§ SUPPLIED DATA:
_ _ _ _ _ _ _
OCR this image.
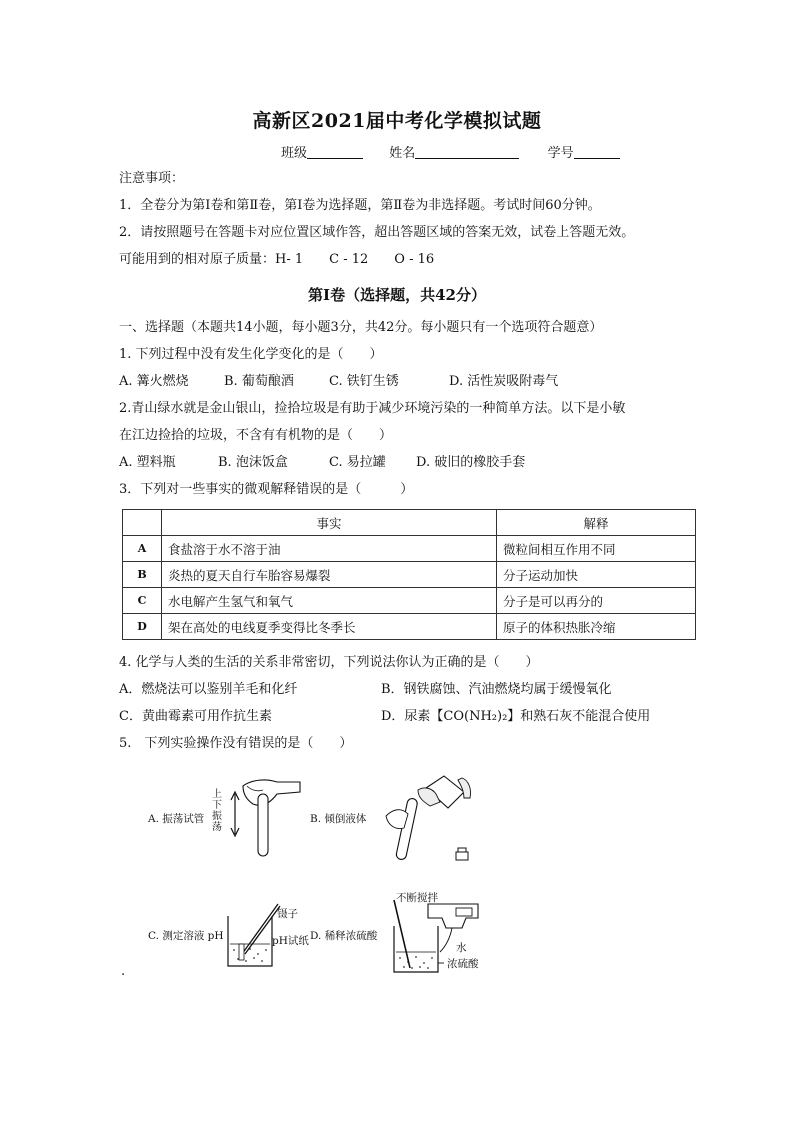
高新区2021届中考化学模拟试题
班级	姓名	学号
注意事项：
1．全卷分为第Ⅰ卷和第Ⅱ卷，第Ⅰ卷为选择题，第Ⅱ卷为非选择题。考试时间60分钟。
2．请按照题号在答题卡对应位置区域作答，超出答题区域的答案无效，试卷上答题无效。
可能用到的相对原子质量：H- 1　　C - 12　　O - 16
第Ⅰ卷（选择题，共42分）
一、选择题（本题共14小题，每小题3分，共42分。每小题只有一个选项符合题意）
1. 下列过程中没有发生化学变化的是（　　）
A. 篝火燃烧	B. 葡萄酿酒	C. 铁钉生锈	D. 活性炭吸附毒气
2.青山绿水就是金山银山，捡拾垃圾是有助于减少环境污染的一种简单方法。以下是小敏
在江边捡拾的垃圾，不含有有机物的是（　　）
A. 塑料瓶	B. 泡沫饭盒	C. 易拉罐 D. 破旧的橡胶手套
3．下列对一些事实的微观解释错误的是（　　　）
	事实	解释
A	食盐溶于水不溶于油	微粒间相互作用不同
B	炎热的夏天自行车胎容易爆裂	分子运动加快
C	水电解产生氢气和氧气	分子是可以再分的
D	架在高处的电线夏季变得比冬季长	原子的体积热胀冷缩
4. 化学与人类的生活的关系非常密切，下列说法你认为正确的是（　　）
A．燃烧法可以鉴别羊毛和化纤	B．钢铁腐蚀、汽油燃烧均属于缓慢氧化
C．黄曲霉素可用作抗生素	D．尿素【CO(NH₂)₂】和熟石灰不能混合使用
5.　下列实验操作没有错误的是（　　）
A. 振荡试管
上下振荡
B. 倾倒液体
C. 测定溶液 pH
镊子
pH试纸 D. 稀释浓硫酸
不断搅拌
水
浓硫酸
.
_ _ _ _ _ _ _
§ GIVEN INSTRUCTION:
Every entry above should be duplicated exactly. Do not include the images.

§ FINISHED ANSWER:
OCR this image.
高新区2021届中考化学模拟试题
班级	姓名	学号
注意事项：
1．全卷分为第Ⅰ卷和第Ⅱ卷，第Ⅰ卷为选择题，第Ⅱ卷为非选择题。考试时间60分钟。
2．请按照题号在答题卡对应位置区域作答，超出答题区域的答案无效，试卷上答题无效。
可能用到的相对原子质量：H- 1　　C - 12　　O - 16
第Ⅰ卷（选择题，共42分）
一、选择题（本题共14小题，每小题3分，共42分。每小题只有一个选项符合题意）
1. 下列过程中没有发生化学变化的是（　　）
A. 篝火燃烧	B. 葡萄酿酒	C. 铁钉生锈	D. 活性炭吸附毒气
2.青山绿水就是金山银山，捡拾垃圾是有助于减少环境污染的一种简单方法。以下是小敏
在江边捡拾的垃圾，不含有有机物的是（　　）
A. 塑料瓶	B. 泡沫饭盒	C. 易拉罐 D. 破旧的橡胶手套
3．下列对一些事实的微观解释错误的是（　　　）
	事实	解释
A	食盐溶于水不溶于油	微粒间相互作用不同
B	炎热的夏天自行车胎容易爆裂	分子运动加快
C	水电解产生氢气和氧气	分子是可以再分的
D	架在高处的电线夏季变得比冬季长	原子的体积热胀冷缩
4. 化学与人类的生活的关系非常密切，下列说法你认为正确的是（　　）
A．燃烧法可以鉴别羊毛和化纤	B．钢铁腐蚀、汽油燃烧均属于缓慢氧化
C．黄曲霉素可用作抗生素	D．尿素【CO(NH₂)₂】和熟石灰不能混合使用
5.　下列实验操作没有错误的是（　　）
A. 振荡试管
上下振荡
B. 倾倒液体
C. 测定溶液 pH
镊子
pH试纸 D. 稀释浓硫酸
不断搅拌
水
浓硫酸
.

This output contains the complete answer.